From the line containing "Output the text content of this document." down to the final line of the entries below, quote every line verbatim. Exclude pictures.

BEGIN MATERIAL FOR THE TASK

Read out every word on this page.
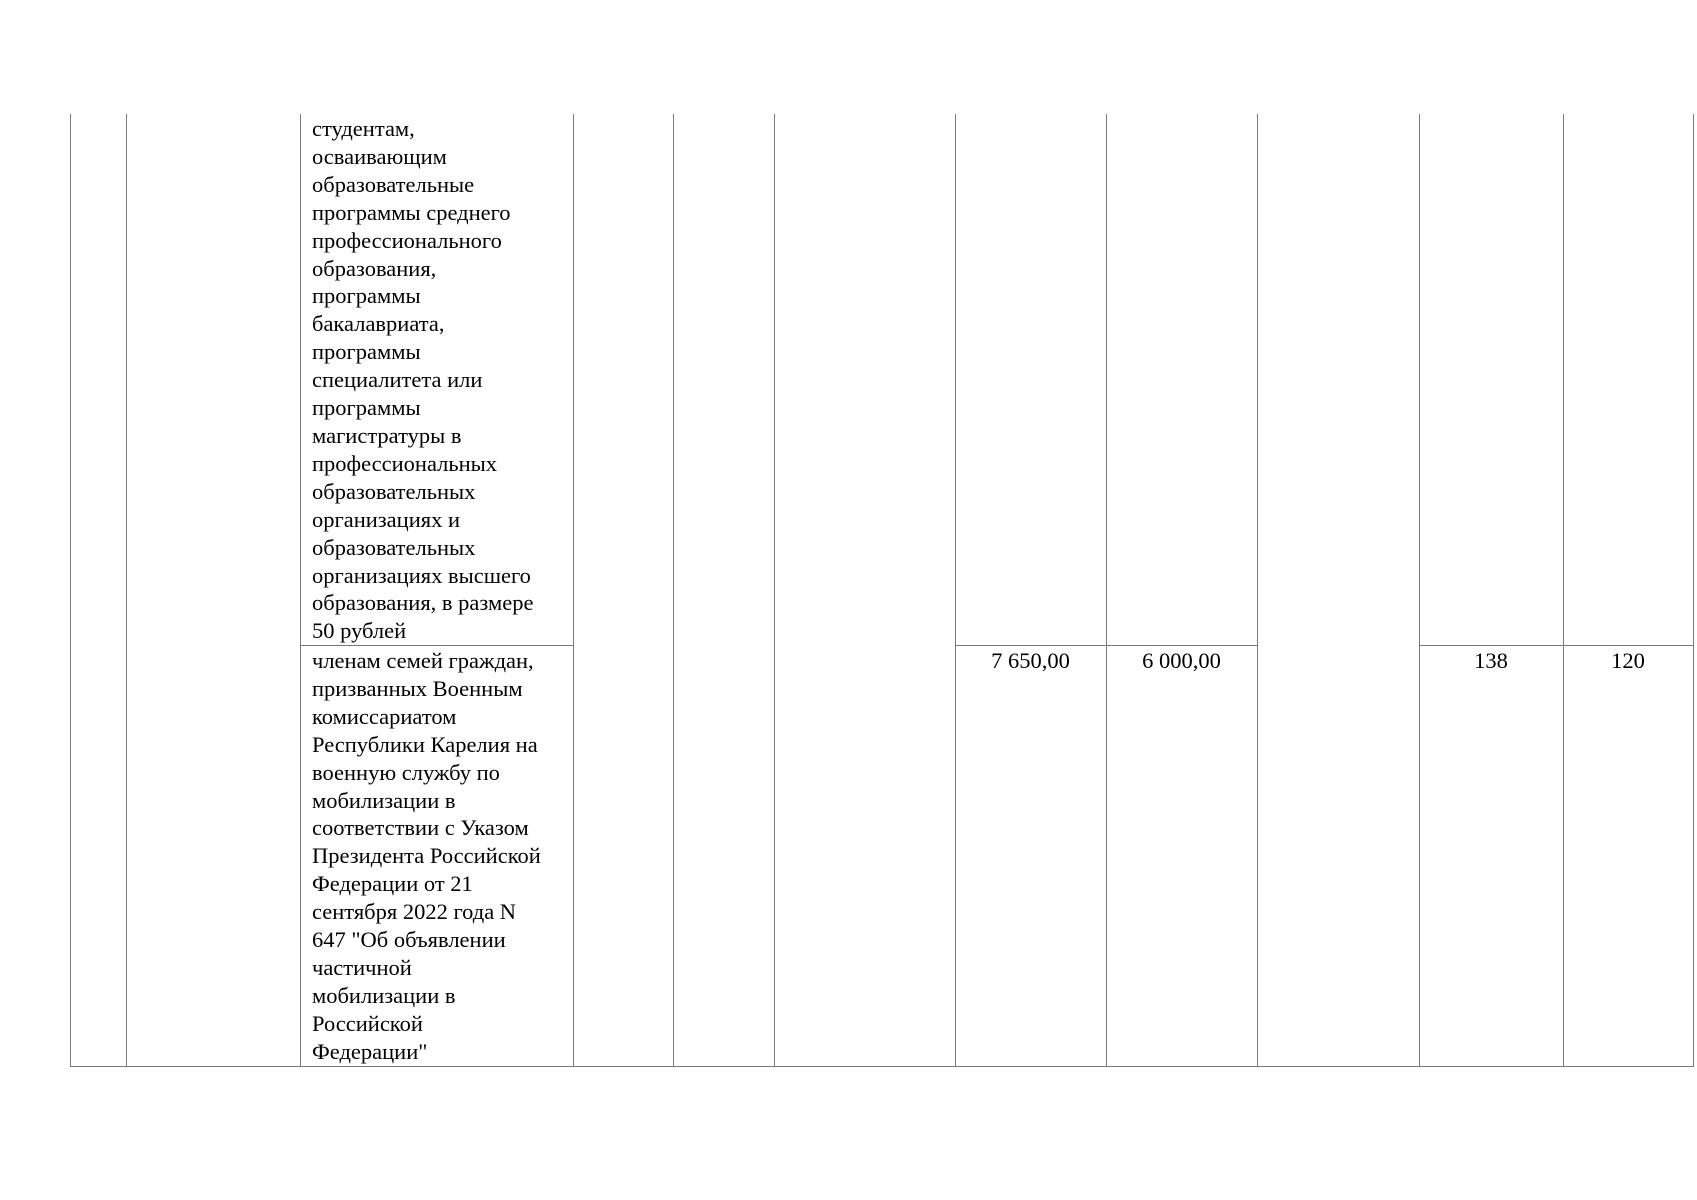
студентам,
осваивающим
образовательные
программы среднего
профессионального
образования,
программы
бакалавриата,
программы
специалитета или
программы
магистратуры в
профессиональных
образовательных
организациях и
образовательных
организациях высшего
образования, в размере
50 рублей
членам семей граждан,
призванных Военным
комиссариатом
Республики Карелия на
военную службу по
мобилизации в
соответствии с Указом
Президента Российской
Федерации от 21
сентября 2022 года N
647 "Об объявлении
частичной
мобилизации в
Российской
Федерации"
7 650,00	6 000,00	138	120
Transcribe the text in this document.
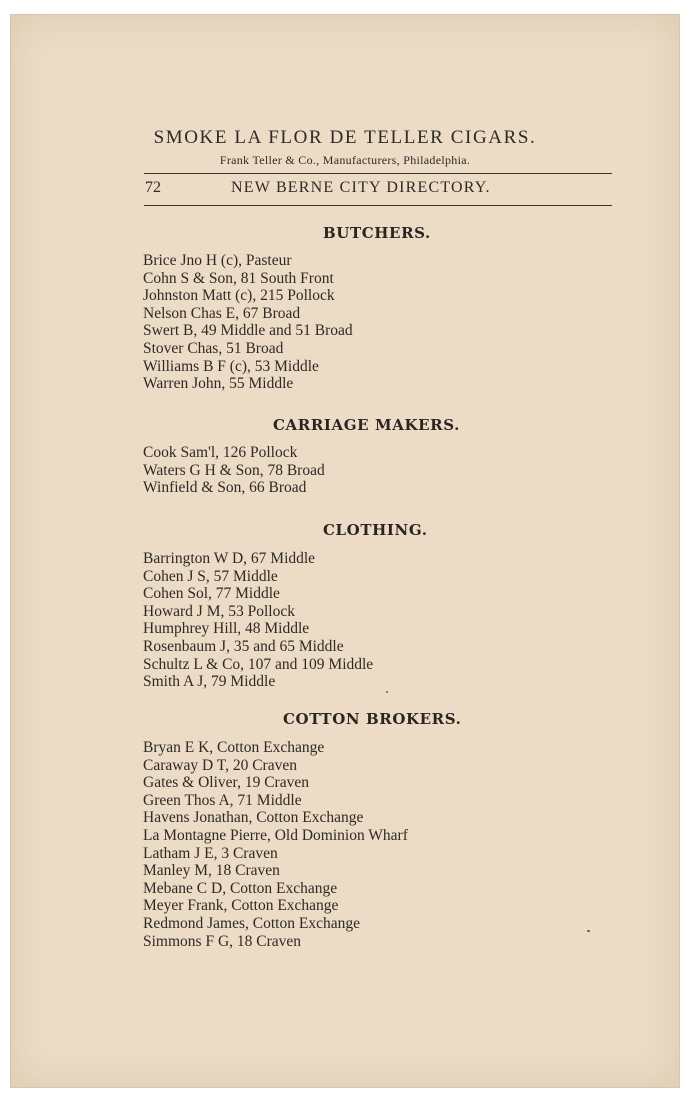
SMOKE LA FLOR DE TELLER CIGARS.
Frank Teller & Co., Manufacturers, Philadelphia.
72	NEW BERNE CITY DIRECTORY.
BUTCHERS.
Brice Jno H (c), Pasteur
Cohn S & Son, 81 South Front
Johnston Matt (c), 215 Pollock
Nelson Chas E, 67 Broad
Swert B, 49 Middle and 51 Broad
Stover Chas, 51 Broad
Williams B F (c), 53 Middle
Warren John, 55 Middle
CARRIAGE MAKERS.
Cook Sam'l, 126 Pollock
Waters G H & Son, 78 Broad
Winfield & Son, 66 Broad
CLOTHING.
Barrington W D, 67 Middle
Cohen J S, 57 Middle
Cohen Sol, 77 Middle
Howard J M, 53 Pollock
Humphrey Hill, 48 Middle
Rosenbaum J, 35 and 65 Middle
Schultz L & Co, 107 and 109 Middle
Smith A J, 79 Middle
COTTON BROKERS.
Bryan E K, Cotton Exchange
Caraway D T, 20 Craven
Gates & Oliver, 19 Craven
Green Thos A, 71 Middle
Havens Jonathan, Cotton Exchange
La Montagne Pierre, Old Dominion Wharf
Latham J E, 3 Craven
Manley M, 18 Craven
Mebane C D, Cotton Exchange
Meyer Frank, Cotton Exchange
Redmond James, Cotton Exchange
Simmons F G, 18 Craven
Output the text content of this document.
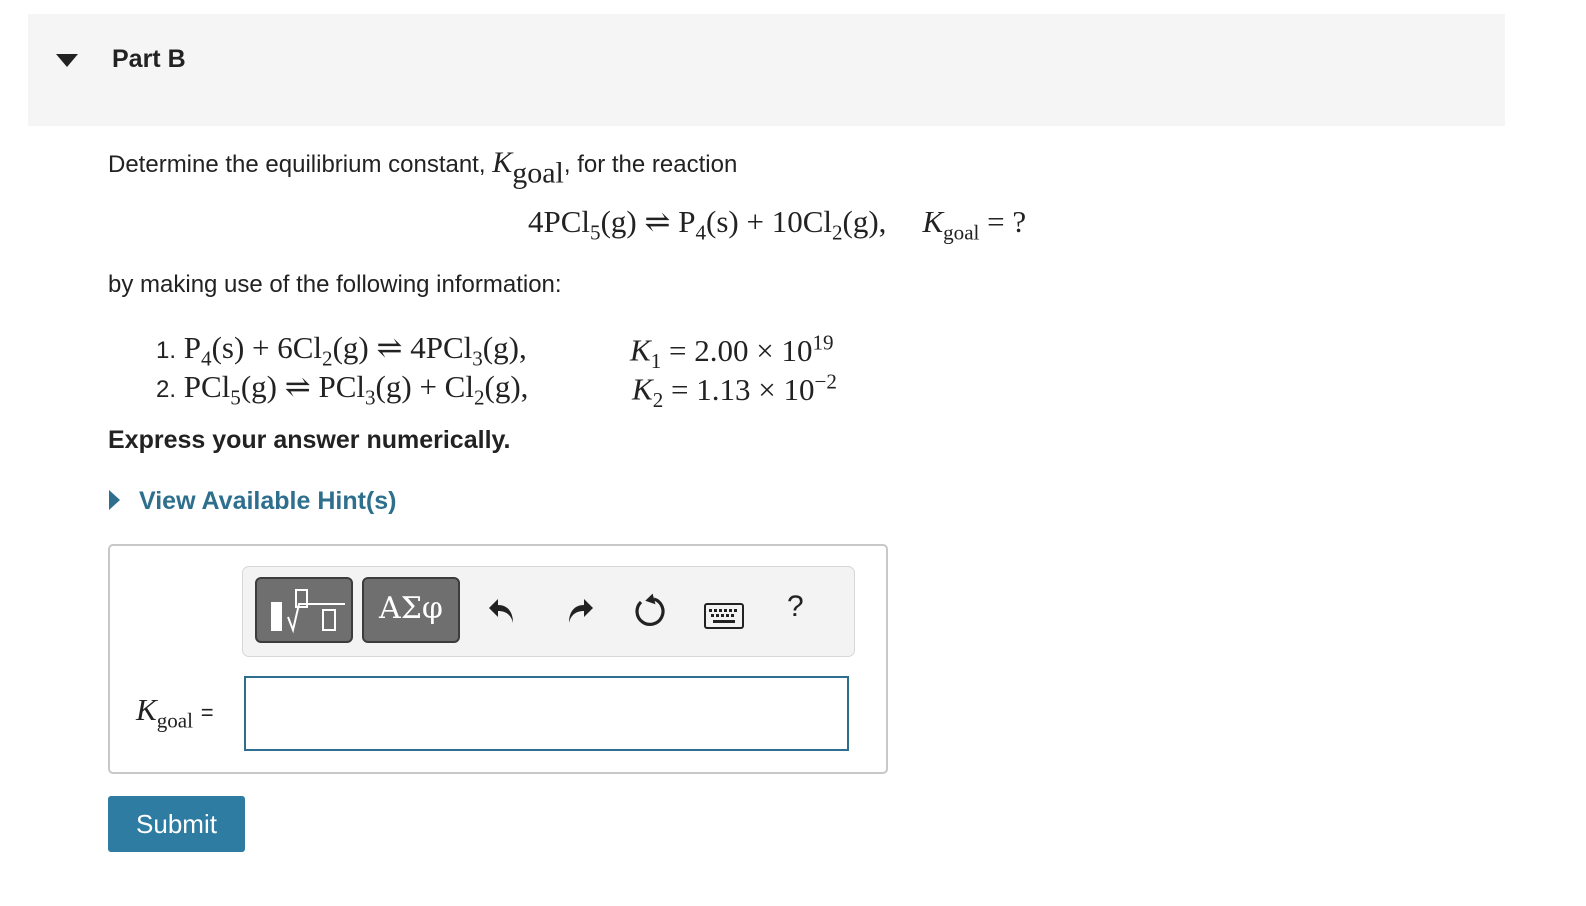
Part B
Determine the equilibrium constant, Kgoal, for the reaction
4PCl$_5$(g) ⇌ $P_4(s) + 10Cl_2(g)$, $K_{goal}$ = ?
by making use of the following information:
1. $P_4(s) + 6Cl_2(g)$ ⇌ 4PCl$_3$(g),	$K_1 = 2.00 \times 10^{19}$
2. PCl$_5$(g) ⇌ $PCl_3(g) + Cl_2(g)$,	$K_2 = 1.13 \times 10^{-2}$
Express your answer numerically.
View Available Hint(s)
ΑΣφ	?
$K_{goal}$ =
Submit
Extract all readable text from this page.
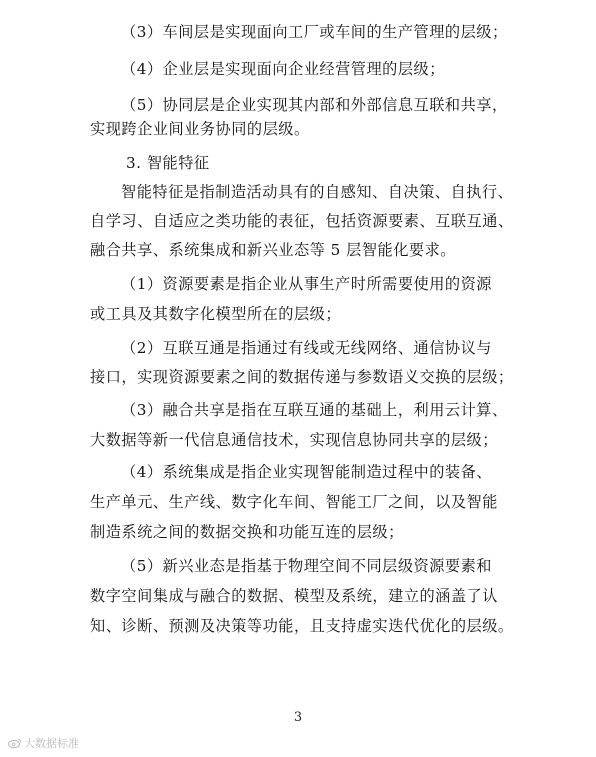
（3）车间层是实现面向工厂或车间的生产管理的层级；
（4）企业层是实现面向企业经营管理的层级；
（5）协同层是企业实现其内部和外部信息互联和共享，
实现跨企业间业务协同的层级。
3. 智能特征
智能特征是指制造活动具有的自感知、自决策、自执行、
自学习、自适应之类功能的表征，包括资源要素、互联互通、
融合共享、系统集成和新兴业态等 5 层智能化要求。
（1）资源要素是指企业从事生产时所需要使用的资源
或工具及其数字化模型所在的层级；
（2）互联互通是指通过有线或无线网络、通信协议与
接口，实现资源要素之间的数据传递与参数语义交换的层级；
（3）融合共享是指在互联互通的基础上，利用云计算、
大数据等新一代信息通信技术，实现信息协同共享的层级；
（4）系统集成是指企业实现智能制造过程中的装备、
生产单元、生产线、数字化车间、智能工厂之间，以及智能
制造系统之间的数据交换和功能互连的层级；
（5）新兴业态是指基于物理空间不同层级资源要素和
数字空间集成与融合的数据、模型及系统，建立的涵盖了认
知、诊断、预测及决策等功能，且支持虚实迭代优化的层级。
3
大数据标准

END MATERIAL FOR THE TASK

▶ _EXERCISE RESULT_
Output the text content of this document.
Part B
Determine the equilibrium constant, Kgoal, for the reaction
4PCl$_5$(g) ⇌ $P_4(s) + 10Cl_2(g)$, $K_{goal}$ = ?
by making use of the following information:
1. $P_4(s) + 6Cl_2(g)$ ⇌ 4PCl$_3$(g),	$K_1 = 2.00 \times 10^{19}$
2. PCl$_5$(g) ⇌ $PCl_3(g) + Cl_2(g)$,	$K_2 = 1.13 \times 10^{-2}$
Express your answer numerically.
View Available Hint(s)
ΑΣφ	?
$K_{goal}$ =
Submit
Extract all readable text from this page.
（3）车间层是实现面向工厂或车间的生产管理的层级；
（4）企业层是实现面向企业经营管理的层级；
（5）协同层是企业实现其内部和外部信息互联和共享，
实现跨企业间业务协同的层级。
3. 智能特征
智能特征是指制造活动具有的自感知、自决策、自执行、
自学习、自适应之类功能的表征，包括资源要素、互联互通、
融合共享、系统集成和新兴业态等 5 层智能化要求。
（1）资源要素是指企业从事生产时所需要使用的资源
或工具及其数字化模型所在的层级；
（2）互联互通是指通过有线或无线网络、通信协议与
接口，实现资源要素之间的数据传递与参数语义交换的层级；
（3）融合共享是指在互联互通的基础上，利用云计算、
大数据等新一代信息通信技术，实现信息协同共享的层级；
（4）系统集成是指企业实现智能制造过程中的装备、
生产单元、生产线、数字化车间、智能工厂之间，以及智能
制造系统之间的数据交换和功能互连的层级；
（5）新兴业态是指基于物理空间不同层级资源要素和
数字空间集成与融合的数据、模型及系统，建立的涵盖了认
知、诊断、预测及决策等功能，且支持虚实迭代优化的层级。
3
大数据标准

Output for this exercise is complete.